**INPUT**

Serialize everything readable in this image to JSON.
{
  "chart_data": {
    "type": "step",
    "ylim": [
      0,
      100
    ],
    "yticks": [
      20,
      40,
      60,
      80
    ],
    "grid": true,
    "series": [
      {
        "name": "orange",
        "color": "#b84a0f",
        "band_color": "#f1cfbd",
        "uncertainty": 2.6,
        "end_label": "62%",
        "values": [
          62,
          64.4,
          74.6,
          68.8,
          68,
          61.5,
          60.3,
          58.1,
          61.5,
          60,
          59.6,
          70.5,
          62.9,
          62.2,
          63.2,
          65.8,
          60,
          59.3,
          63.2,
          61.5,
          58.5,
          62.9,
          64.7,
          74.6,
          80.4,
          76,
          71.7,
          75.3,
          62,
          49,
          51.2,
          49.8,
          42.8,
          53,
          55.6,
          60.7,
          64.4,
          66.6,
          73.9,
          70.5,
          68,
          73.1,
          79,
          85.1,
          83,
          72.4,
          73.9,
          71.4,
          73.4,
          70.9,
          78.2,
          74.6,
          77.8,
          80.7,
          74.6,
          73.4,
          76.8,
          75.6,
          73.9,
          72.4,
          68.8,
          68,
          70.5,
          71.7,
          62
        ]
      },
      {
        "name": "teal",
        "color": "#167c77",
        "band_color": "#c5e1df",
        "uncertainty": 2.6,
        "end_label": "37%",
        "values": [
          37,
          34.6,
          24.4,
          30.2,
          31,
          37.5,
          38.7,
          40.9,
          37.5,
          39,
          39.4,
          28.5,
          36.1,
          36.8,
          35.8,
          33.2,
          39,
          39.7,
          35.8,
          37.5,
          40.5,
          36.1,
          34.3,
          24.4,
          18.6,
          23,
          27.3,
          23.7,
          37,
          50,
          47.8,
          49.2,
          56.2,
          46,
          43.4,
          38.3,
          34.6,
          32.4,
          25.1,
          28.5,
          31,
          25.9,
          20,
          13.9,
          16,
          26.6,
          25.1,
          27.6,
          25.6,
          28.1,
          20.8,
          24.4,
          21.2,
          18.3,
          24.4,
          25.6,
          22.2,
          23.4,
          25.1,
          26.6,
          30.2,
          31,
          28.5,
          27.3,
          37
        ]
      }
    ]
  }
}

**TO BE DONE**
Return all of the entries exactly as they were supplied.

**TASK OUTPUT**
Serialize everything readable in this image to JSON.
{
  "chart_data": {
    "type": "step",
    "ylim": [
      0,
      100
    ],
    "yticks": [
      20,
      40,
      60,
      80
    ],
    "grid": true,
    "series": [
      {
        "name": "orange",
        "color": "#b84a0f",
        "band_color": "#f1cfbd",
        "uncertainty": 2.6,
        "end_label": "62%",
        "values": [
          62,
          64.4,
          74.6,
          68.8,
          68,
          61.5,
          60.3,
          58.1,
          61.5,
          60,
          59.6,
          70.5,
          62.9,
          62.2,
          63.2,
          65.8,
          60,
          59.3,
          63.2,
          61.5,
          58.5,
          62.9,
          64.7,
          74.6,
          80.4,
          76,
          71.7,
          75.3,
          62,
          49,
          51.2,
          49.8,
          42.8,
          53,
          55.6,
          60.7,
          64.4,
          66.6,
          73.9,
          70.5,
          68,
          73.1,
          79,
          85.1,
          83,
          72.4,
          73.9,
          71.4,
          73.4,
          70.9,
          78.2,
          74.6,
          77.8,
          80.7,
          74.6,
          73.4,
          76.8,
          75.6,
          73.9,
          72.4,
          68.8,
          68,
          70.5,
          71.7,
          62
        ]
      },
      {
        "name": "teal",
        "color": "#167c77",
        "band_color": "#c5e1df",
        "uncertainty": 2.6,
        "end_label": "37%",
        "values": [
          37,
          34.6,
          24.4,
          30.2,
          31,
          37.5,
          38.7,
          40.9,
          37.5,
          39,
          39.4,
          28.5,
          36.1,
          36.8,
          35.8,
          33.2,
          39,
          39.7,
          35.8,
          37.5,
          40.5,
          36.1,
          34.3,
          24.4,
          18.6,
          23,
          27.3,
          23.7,
          37,
          50,
          47.8,
          49.2,
          56.2,
          46,
          43.4,
          38.3,
          34.6,
          32.4,
          25.1,
          28.5,
          31,
          25.9,
          20,
          13.9,
          16,
          26.6,
          25.1,
          27.6,
          25.6,
          28.1,
          20.8,
          24.4,
          21.2,
          18.3,
          24.4,
          25.6,
          22.2,
          23.4,
          25.1,
          26.6,
          30.2,
          31,
          28.5,
          27.3,
          37
        ]
      }
    ]
  }
}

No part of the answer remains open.